• _Saved data entries_
[start]

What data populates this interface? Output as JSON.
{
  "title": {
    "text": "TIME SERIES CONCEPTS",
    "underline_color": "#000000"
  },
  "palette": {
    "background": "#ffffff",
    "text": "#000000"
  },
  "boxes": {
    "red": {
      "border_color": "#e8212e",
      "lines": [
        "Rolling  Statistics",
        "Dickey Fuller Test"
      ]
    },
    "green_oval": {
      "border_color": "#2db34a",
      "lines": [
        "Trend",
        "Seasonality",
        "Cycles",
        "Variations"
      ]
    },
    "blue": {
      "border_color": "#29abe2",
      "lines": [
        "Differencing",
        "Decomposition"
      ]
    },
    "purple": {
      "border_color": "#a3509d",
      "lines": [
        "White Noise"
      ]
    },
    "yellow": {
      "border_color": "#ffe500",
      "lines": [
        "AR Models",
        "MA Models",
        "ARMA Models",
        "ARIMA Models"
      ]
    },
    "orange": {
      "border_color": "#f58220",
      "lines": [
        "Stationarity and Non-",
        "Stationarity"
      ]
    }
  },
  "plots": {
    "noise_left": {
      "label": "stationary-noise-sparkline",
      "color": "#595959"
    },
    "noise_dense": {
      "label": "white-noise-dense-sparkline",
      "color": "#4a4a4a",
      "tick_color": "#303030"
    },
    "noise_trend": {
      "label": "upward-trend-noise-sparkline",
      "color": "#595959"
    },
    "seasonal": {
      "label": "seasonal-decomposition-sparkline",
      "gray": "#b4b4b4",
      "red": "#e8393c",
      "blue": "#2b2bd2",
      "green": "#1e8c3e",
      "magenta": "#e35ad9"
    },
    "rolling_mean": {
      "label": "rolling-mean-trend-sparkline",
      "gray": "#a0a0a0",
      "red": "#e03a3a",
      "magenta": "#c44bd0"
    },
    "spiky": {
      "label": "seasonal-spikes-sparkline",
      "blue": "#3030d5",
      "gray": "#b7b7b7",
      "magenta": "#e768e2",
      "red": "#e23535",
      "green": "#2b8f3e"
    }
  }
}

[end]

• _REQUIRED WORK_
Repeat the entries exactly, all of them.

• _SOLUTION_
What data populates this interface? Output as JSON.
{
  "title": {
    "text": "TIME SERIES CONCEPTS",
    "underline_color": "#000000"
  },
  "palette": {
    "background": "#ffffff",
    "text": "#000000"
  },
  "boxes": {
    "red": {
      "border_color": "#e8212e",
      "lines": [
        "Rolling  Statistics",
        "Dickey Fuller Test"
      ]
    },
    "green_oval": {
      "border_color": "#2db34a",
      "lines": [
        "Trend",
        "Seasonality",
        "Cycles",
        "Variations"
      ]
    },
    "blue": {
      "border_color": "#29abe2",
      "lines": [
        "Differencing",
        "Decomposition"
      ]
    },
    "purple": {
      "border_color": "#a3509d",
      "lines": [
        "White Noise"
      ]
    },
    "yellow": {
      "border_color": "#ffe500",
      "lines": [
        "AR Models",
        "MA Models",
        "ARMA Models",
        "ARIMA Models"
      ]
    },
    "orange": {
      "border_color": "#f58220",
      "lines": [
        "Stationarity and Non-",
        "Stationarity"
      ]
    }
  },
  "plots": {
    "noise_left": {
      "label": "stationary-noise-sparkline",
      "color": "#595959"
    },
    "noise_dense": {
      "label": "white-noise-dense-sparkline",
      "color": "#4a4a4a",
      "tick_color": "#303030"
    },
    "noise_trend": {
      "label": "upward-trend-noise-sparkline",
      "color": "#595959"
    },
    "seasonal": {
      "label": "seasonal-decomposition-sparkline",
      "gray": "#b4b4b4",
      "red": "#e8393c",
      "blue": "#2b2bd2",
      "green": "#1e8c3e",
      "magenta": "#e35ad9"
    },
    "rolling_mean": {
      "label": "rolling-mean-trend-sparkline",
      "gray": "#a0a0a0",
      "red": "#e03a3a",
      "magenta": "#c44bd0"
    },
    "spiky": {
      "label": "seasonal-spikes-sparkline",
      "blue": "#3030d5",
      "gray": "#b7b7b7",
      "magenta": "#e768e2",
      "red": "#e23535",
      "green": "#2b8f3e"
    }
  }
}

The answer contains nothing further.